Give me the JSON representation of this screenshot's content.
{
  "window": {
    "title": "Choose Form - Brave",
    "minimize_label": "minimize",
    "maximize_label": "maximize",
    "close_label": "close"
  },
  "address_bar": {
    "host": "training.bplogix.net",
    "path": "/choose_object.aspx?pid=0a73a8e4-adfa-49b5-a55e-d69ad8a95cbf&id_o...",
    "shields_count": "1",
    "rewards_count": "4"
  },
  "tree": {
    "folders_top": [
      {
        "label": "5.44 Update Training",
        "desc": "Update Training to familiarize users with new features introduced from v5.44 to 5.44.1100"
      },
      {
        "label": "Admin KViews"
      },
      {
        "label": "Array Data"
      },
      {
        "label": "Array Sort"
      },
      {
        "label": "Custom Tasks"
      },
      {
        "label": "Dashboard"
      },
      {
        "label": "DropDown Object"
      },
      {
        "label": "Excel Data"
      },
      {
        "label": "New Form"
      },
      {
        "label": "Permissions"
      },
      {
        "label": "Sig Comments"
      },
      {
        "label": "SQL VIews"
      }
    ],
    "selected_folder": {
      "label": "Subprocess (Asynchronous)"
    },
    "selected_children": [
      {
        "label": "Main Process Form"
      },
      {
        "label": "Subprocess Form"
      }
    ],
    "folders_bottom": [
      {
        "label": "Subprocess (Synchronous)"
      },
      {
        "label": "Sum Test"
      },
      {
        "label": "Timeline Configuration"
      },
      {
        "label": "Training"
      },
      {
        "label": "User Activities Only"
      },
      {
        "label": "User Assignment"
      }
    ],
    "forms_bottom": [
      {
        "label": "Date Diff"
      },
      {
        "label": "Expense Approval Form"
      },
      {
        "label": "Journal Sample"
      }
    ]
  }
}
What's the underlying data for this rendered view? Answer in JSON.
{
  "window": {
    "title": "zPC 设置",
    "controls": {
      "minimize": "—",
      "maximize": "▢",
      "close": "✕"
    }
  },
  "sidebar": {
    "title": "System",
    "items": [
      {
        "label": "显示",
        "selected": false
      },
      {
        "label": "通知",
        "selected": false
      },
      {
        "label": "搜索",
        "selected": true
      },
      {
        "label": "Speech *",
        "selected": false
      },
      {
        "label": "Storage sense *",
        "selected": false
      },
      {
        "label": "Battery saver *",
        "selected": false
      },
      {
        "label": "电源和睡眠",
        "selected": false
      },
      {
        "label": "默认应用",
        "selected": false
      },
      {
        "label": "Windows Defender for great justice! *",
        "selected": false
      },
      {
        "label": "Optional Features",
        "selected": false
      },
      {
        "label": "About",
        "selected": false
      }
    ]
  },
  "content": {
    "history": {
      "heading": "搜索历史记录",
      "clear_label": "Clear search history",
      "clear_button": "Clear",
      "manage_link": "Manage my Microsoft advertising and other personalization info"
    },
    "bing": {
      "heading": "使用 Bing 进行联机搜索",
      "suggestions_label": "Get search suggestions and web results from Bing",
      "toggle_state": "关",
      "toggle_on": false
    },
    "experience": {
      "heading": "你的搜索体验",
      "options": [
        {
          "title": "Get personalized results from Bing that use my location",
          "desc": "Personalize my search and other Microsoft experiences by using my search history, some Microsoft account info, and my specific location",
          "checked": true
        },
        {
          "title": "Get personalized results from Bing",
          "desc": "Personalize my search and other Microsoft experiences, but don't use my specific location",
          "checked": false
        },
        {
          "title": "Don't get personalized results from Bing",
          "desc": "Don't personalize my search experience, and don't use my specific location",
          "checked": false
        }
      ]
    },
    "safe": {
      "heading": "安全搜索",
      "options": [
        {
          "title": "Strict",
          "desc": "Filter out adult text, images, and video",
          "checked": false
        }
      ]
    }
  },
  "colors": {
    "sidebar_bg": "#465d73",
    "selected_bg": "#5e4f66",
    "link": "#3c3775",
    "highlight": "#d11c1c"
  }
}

◇ ◇ ◇ ◇ ◇ ◇ ◇

• _Requirement_: Go through the entries above and count the lines containing the word "search"; give only that count.

• _Result of this exercise_: 5